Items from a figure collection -
.....

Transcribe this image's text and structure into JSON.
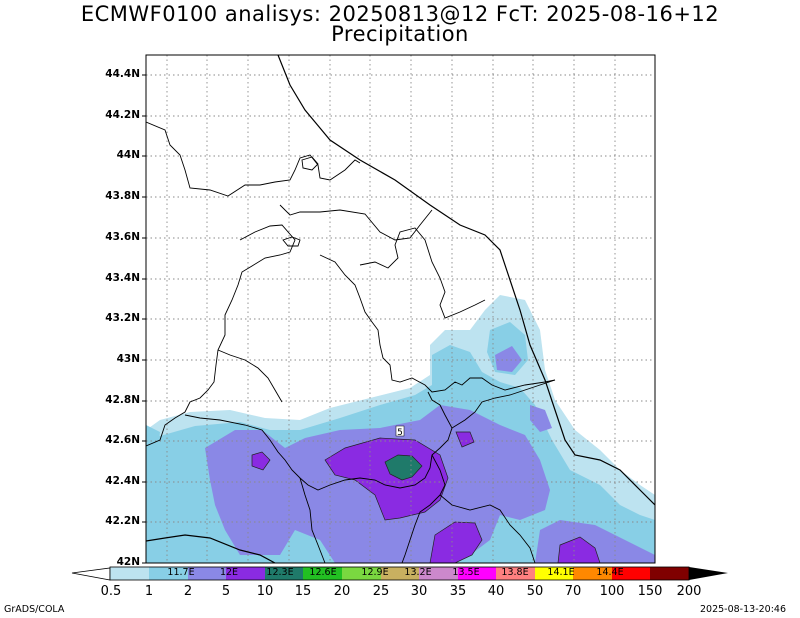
{
  "title": {
    "line1": "ECMWF0100 analisys: 20250813@12 FcT: 2025-08-16+12",
    "line2": "Precipitation"
  },
  "map": {
    "lat_labels": [
      "44.4N",
      "44.2N",
      "44N",
      "43.8N",
      "43.6N",
      "43.4N",
      "43.2N",
      "43N",
      "42.8N",
      "42.6N",
      "42.4N",
      "42.2N",
      "42N"
    ],
    "lon_labels": [
      "11.7E",
      "12E",
      "12.3E",
      "12.6E",
      "12.9E",
      "13.2E",
      "13.5E",
      "13.8E",
      "14.1E",
      "14.4E"
    ],
    "station_marker": "5",
    "grid": "dotted",
    "extent": {
      "lon": [
        11.5,
        14.5
      ],
      "lat": [
        42.0,
        44.5
      ]
    }
  },
  "colorbar": {
    "levels": [
      "0.5",
      "1",
      "2",
      "5",
      "10",
      "15",
      "20",
      "25",
      "30",
      "35",
      "40",
      "50",
      "70",
      "100",
      "150",
      "200"
    ],
    "colors": [
      "#ffffff",
      "#bde3f0",
      "#88cfe6",
      "#8a88e6",
      "#8a2be2",
      "#1f7a6a",
      "#22c022",
      "#7ad840",
      "#c8b060",
      "#cc88cc",
      "#ff00ff",
      "#ff8080",
      "#ffff00",
      "#ff8800",
      "#ff0000",
      "#800000",
      "#000000"
    ]
  },
  "footer": {
    "left": "GrADS/COLA",
    "right": "2025-08-13-20:46"
  }
}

.....

Except for the pictures, reproduce every line exactly.

Transcribe this image's text and structure into JSON.
{
  "title": {
    "line1": "ECMWF0100 analisys: 20250813@12 FcT: 2025-08-16+12",
    "line2": "Precipitation"
  },
  "map": {
    "lat_labels": [
      "44.4N",
      "44.2N",
      "44N",
      "43.8N",
      "43.6N",
      "43.4N",
      "43.2N",
      "43N",
      "42.8N",
      "42.6N",
      "42.4N",
      "42.2N",
      "42N"
    ],
    "lon_labels": [
      "11.7E",
      "12E",
      "12.3E",
      "12.6E",
      "12.9E",
      "13.2E",
      "13.5E",
      "13.8E",
      "14.1E",
      "14.4E"
    ],
    "station_marker": "5",
    "grid": "dotted",
    "extent": {
      "lon": [
        11.5,
        14.5
      ],
      "lat": [
        42.0,
        44.5
      ]
    }
  },
  "colorbar": {
    "levels": [
      "0.5",
      "1",
      "2",
      "5",
      "10",
      "15",
      "20",
      "25",
      "30",
      "35",
      "40",
      "50",
      "70",
      "100",
      "150",
      "200"
    ],
    "colors": [
      "#ffffff",
      "#bde3f0",
      "#88cfe6",
      "#8a88e6",
      "#8a2be2",
      "#1f7a6a",
      "#22c022",
      "#7ad840",
      "#c8b060",
      "#cc88cc",
      "#ff00ff",
      "#ff8080",
      "#ffff00",
      "#ff8800",
      "#ff0000",
      "#800000",
      "#000000"
    ]
  },
  "footer": {
    "left": "GrADS/COLA",
    "right": "2025-08-13-20:46"
  }
}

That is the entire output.